(Some records)
---*---

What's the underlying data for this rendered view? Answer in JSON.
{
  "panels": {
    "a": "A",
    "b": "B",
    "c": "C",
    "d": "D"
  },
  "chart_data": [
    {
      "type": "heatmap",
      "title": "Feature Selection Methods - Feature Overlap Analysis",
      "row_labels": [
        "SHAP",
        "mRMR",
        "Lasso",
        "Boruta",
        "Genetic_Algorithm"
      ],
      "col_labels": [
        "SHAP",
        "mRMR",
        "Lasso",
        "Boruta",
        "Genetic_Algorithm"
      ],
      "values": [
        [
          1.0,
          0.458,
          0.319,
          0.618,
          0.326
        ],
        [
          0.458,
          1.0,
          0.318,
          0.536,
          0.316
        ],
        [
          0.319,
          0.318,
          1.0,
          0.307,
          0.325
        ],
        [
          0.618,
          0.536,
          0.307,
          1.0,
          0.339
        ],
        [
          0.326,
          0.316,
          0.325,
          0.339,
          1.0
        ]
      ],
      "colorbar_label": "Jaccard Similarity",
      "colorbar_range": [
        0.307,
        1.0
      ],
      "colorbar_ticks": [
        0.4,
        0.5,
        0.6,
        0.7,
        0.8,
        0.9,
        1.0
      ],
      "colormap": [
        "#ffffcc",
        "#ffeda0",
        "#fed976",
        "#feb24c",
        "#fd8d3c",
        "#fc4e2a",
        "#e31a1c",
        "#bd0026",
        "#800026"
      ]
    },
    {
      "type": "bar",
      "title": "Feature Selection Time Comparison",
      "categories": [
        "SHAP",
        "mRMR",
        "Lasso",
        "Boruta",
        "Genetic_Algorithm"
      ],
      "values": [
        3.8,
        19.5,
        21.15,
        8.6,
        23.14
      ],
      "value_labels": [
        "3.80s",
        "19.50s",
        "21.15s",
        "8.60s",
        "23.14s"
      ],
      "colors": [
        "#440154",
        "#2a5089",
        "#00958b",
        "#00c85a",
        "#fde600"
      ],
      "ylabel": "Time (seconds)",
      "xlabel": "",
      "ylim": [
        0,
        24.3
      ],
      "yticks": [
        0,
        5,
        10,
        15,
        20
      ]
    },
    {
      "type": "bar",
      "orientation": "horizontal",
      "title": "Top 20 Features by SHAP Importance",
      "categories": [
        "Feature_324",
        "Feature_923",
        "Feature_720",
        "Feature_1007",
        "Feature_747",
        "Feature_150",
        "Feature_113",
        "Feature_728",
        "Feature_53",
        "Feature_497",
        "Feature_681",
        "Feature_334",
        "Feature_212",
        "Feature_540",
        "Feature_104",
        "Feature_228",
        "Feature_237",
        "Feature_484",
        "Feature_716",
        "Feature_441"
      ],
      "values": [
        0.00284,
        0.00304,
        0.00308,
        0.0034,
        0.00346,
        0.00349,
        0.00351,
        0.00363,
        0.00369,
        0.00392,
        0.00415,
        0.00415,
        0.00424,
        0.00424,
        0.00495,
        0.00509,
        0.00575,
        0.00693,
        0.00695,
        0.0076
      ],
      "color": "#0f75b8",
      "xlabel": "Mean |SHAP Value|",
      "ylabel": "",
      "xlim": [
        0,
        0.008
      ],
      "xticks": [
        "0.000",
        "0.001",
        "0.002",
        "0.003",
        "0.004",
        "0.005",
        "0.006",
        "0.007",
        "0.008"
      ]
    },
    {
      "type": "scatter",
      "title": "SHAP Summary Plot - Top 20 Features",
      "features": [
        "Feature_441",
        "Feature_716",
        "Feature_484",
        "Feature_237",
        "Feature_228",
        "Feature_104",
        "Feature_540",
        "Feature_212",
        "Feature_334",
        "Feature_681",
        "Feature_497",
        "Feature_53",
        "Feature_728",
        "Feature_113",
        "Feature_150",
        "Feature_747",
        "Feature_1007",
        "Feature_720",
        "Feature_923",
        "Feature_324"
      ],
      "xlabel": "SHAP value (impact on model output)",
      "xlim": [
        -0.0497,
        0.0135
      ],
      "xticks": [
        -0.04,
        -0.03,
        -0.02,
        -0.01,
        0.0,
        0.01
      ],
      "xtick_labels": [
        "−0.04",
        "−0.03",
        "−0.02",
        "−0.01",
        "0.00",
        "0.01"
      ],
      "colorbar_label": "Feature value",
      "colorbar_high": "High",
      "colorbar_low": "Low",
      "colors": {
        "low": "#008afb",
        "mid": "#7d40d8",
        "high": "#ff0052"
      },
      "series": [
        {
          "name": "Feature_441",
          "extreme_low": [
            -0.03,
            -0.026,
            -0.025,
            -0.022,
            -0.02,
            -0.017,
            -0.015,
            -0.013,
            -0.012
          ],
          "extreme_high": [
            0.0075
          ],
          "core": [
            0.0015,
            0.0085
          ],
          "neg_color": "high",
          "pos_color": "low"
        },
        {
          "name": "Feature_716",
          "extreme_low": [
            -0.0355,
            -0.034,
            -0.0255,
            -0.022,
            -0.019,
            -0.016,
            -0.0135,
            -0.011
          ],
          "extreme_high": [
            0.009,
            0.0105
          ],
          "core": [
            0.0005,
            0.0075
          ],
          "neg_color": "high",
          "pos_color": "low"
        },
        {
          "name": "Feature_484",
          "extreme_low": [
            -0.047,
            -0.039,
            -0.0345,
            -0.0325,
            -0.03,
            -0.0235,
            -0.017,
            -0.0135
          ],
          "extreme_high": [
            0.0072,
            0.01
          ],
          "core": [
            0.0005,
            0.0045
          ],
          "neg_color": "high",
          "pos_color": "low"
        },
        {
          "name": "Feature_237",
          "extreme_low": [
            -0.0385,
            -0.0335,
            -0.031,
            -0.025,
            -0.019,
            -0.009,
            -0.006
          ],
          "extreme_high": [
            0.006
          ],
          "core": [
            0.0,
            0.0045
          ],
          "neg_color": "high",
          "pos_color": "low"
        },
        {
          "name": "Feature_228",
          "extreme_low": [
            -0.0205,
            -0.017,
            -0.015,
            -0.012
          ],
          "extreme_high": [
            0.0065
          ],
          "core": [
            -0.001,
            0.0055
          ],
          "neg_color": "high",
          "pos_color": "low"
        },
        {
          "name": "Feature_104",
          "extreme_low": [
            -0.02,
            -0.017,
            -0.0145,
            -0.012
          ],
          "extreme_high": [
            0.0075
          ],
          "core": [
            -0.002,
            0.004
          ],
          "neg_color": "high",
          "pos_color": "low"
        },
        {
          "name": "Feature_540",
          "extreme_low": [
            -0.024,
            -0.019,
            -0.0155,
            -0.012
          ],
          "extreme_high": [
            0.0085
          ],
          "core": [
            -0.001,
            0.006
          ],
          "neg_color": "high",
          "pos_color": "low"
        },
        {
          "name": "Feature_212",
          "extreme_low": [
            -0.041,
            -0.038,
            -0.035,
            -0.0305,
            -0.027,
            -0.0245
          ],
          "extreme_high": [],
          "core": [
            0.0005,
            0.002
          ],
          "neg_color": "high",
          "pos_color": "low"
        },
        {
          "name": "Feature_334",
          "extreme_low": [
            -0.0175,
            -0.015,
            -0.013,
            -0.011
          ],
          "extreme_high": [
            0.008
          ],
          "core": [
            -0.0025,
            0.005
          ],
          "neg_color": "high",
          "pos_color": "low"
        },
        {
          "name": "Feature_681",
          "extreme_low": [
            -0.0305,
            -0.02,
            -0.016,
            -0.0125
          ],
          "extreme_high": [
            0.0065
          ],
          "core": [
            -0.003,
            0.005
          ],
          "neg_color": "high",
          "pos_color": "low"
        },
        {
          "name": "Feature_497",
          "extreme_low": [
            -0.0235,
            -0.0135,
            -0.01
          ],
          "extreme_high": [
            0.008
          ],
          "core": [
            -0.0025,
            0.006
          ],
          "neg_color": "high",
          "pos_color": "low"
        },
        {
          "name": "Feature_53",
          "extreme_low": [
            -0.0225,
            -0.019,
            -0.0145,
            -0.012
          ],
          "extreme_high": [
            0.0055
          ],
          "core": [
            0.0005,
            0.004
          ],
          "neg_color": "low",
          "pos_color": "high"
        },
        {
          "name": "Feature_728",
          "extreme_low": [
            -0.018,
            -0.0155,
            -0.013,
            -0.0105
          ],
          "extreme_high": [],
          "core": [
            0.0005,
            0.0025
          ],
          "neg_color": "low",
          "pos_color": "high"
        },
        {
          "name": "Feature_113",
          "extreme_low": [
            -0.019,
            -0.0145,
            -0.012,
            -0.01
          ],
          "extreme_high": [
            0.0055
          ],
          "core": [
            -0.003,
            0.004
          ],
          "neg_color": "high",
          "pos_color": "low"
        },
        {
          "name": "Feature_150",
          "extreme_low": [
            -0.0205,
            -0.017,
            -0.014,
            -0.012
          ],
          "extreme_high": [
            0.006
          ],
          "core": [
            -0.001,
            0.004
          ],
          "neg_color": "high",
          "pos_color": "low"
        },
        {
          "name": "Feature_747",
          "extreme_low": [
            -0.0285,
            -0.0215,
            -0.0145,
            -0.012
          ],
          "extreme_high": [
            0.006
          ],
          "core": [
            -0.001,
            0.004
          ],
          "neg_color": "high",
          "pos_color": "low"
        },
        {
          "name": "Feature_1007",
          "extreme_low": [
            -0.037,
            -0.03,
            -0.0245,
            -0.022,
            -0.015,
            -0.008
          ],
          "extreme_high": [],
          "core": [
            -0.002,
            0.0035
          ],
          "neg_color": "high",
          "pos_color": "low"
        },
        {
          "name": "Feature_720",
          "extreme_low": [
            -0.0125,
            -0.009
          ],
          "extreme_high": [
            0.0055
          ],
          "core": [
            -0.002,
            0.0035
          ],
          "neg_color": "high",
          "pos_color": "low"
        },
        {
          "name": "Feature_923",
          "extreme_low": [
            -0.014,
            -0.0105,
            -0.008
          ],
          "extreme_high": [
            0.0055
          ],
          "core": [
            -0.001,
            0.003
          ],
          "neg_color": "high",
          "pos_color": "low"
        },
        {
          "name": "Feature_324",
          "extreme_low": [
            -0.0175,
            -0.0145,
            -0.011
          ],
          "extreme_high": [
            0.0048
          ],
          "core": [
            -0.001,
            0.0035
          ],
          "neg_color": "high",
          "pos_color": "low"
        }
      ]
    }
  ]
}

---*---

Instructions to follow » Establish how many lines of the records contain the string "Time" and state that number without elaboration.

Written answer » 2